## PROBLEM SET
[1] Copy everything in the forum thread from "My best guess" down to "the James Boys.", swapping in "condemnation" for every "eminent domain".
[2] Which capitalized proper names appear in the forum thread? List each one.

## TEXT SECTION
※ ※ ※

Am I missing something? If you have information on the same ground and piles, wouldn't you be able to answer that question for us?
My best guess from playing around with the historic imagery in google earth is that the "elevations" are from some form of quad sheet data. I have a pit that has been mined by our company since 1994 and the elevations remain the same approximately as what you might expect to interpolate from the quad sheet. Unless those piles have been there longer than the latest quad update, I would not trust them.
:good:
LOL, Great movie. I once attended an eminent domain cont. ed. class. He had an opening portion that set the tone for the class and made it very interesting. It was clips of videos showing how Hollywood has villainized eminent domain. Everything from Andy Griffith to the James Boys.
After the class I asked if he liked sci-fi, because he missed the best dual-reference of all: Hitchhiker's Guide to the Galaxy. It's even in something like the first 15 minutes or so...
>
> Am I missing something? If you have information on the same ground and piles, wouldn't you be able to answer that question for us?

※ ※ ※

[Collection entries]
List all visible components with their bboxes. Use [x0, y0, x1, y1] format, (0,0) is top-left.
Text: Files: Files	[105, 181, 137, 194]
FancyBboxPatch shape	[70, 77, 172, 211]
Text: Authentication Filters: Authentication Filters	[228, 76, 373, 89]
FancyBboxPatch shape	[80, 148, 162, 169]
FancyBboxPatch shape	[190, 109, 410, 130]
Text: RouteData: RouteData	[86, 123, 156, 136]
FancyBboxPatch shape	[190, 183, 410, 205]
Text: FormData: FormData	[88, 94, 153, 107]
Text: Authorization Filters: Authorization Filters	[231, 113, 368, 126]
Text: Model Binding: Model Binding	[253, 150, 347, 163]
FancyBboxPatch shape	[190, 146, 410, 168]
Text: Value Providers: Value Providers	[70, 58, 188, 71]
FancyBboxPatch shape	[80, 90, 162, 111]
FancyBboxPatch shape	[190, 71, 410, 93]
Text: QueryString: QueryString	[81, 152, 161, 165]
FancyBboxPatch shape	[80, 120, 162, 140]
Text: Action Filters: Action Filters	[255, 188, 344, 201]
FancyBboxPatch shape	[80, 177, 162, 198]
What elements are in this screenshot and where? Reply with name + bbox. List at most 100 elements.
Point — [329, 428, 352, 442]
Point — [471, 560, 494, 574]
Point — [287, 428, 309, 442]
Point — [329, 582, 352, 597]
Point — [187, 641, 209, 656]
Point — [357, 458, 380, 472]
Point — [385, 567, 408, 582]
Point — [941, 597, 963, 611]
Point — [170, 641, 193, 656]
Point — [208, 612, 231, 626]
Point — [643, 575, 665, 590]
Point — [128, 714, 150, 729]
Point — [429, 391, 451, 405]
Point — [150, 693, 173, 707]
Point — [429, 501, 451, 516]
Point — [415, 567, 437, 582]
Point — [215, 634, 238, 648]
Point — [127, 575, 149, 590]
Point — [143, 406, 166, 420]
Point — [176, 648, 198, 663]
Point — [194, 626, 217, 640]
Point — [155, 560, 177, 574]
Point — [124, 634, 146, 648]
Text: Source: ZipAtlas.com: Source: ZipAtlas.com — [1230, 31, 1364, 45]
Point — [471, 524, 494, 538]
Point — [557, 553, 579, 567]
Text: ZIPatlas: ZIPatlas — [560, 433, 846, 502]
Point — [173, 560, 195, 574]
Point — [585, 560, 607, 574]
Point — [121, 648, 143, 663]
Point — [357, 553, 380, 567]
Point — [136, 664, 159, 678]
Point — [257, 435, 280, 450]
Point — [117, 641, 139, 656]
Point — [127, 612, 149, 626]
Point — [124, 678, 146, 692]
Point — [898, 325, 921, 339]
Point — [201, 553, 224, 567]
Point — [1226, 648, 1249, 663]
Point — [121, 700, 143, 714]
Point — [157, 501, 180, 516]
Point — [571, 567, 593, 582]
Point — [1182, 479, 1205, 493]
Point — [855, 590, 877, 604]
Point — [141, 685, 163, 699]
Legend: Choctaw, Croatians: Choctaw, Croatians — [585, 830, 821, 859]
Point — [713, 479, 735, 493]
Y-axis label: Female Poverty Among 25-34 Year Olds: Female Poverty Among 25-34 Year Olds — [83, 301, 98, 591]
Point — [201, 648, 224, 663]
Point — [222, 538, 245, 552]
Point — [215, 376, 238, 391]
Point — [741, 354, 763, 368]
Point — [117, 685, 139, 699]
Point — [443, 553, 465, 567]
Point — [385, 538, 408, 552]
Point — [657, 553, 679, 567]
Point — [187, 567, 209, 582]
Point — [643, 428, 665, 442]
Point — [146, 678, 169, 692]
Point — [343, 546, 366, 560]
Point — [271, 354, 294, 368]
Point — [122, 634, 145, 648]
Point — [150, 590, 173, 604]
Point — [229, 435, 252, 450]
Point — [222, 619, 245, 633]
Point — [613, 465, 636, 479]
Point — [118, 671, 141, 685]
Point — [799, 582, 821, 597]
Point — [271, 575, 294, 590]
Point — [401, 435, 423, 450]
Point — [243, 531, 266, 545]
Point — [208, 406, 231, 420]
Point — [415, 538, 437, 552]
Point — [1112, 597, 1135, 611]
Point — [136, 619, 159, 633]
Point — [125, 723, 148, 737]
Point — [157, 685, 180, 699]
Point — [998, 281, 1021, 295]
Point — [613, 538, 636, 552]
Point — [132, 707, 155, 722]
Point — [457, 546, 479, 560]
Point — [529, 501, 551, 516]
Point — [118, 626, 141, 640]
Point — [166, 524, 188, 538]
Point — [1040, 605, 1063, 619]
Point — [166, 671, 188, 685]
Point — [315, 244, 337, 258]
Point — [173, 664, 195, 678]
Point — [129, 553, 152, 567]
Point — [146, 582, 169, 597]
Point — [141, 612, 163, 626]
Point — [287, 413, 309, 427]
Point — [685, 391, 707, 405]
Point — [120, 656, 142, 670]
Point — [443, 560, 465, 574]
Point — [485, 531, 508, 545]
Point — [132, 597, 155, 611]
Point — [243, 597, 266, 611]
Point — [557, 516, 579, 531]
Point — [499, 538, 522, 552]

※ ※ ※

## SOLUTIONS TO EACH TASK
[1]
My best guess from playing around with the historic imagery in google earth is that the "elevations" are from some form of quad sheet data. I have a pit that has been mined by our company since 1994 and the elevations remain the same approximately as what you might expect to interpolate from the quad sheet. Unless those piles have been there longer than the latest quad update, I would not trust them.
:good:
LOL, Great movie. I once attended an condemnation cont. ed. class. He had an opening portion that set the tone for the class and made it very interesting. It was clips of videos showing how Hollywood has villainized condemnation. Everything from Andy Griffith to the James Boys.

[2]
Hollywood
Andy Griffith
James Boys
Hitchhiker's Guide to the Galaxy